══ AVAILABLE RECORDS ══

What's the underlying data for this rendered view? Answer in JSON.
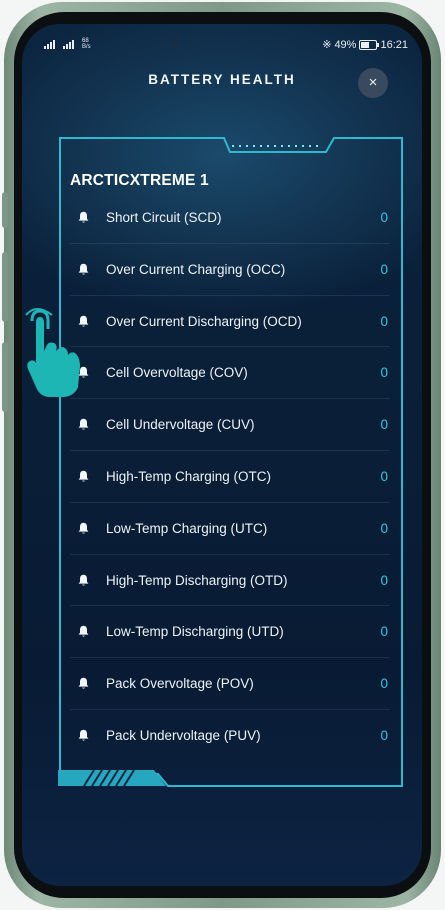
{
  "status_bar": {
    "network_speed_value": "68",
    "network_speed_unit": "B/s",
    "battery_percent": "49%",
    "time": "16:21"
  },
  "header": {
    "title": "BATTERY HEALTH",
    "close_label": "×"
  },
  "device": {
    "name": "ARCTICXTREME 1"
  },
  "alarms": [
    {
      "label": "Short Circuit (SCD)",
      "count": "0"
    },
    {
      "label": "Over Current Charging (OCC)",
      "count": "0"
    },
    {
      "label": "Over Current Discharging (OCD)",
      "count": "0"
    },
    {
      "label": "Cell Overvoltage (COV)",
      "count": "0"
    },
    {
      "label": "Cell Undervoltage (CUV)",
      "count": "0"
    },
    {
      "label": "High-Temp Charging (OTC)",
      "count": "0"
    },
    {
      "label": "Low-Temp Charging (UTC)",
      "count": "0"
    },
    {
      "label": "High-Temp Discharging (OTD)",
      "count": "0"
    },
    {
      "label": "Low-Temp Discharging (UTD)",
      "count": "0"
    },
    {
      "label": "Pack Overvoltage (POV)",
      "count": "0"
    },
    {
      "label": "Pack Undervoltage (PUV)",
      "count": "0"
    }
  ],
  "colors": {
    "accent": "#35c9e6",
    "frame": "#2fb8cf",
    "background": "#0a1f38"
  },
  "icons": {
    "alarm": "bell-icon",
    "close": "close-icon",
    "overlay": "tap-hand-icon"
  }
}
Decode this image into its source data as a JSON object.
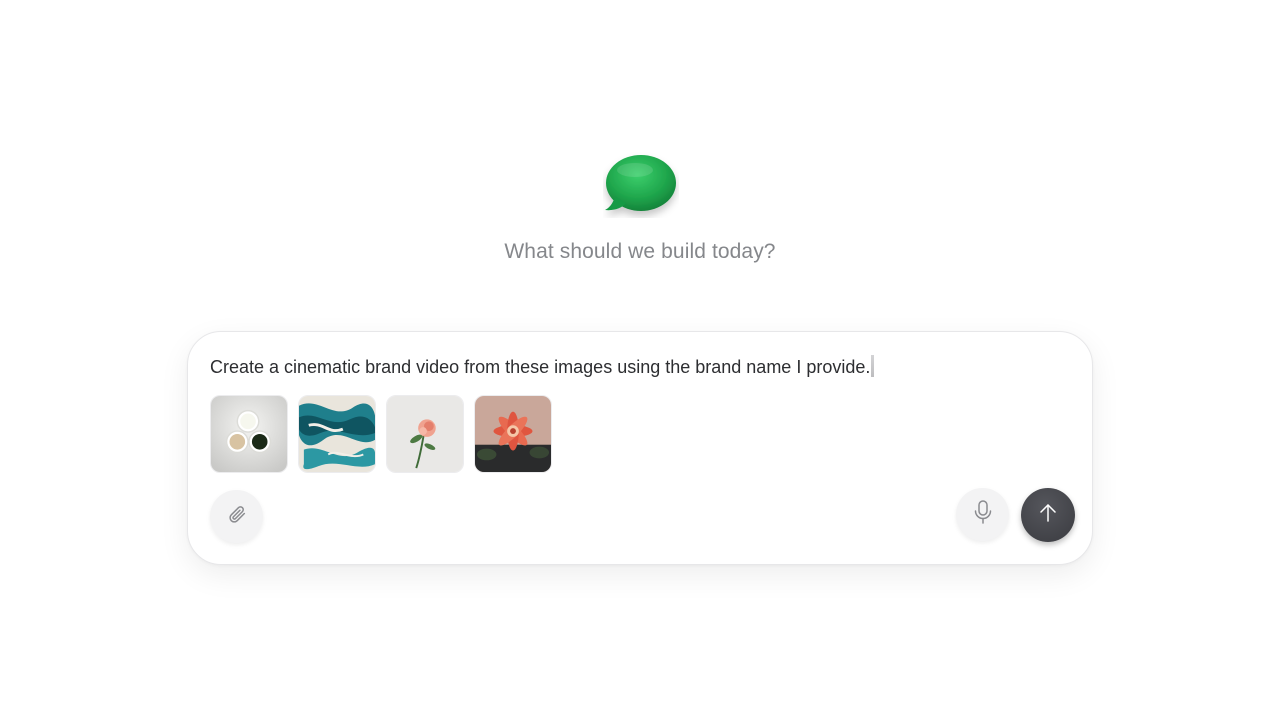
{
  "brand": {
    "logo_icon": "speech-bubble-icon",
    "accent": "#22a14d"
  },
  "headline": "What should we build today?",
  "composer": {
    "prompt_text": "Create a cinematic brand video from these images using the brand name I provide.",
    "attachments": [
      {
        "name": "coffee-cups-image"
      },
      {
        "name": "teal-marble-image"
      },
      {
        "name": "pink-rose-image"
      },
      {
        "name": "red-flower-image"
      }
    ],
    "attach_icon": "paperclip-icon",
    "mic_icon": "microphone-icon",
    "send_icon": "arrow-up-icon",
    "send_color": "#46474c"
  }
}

═══

# REQUEST
Locate the word "data" in the entries, and copy every line where it is found.

# THE RESPONSE
What's the underlying data for this rendered view? Answer in JSON.
Decode this image into its source data as a JSON object.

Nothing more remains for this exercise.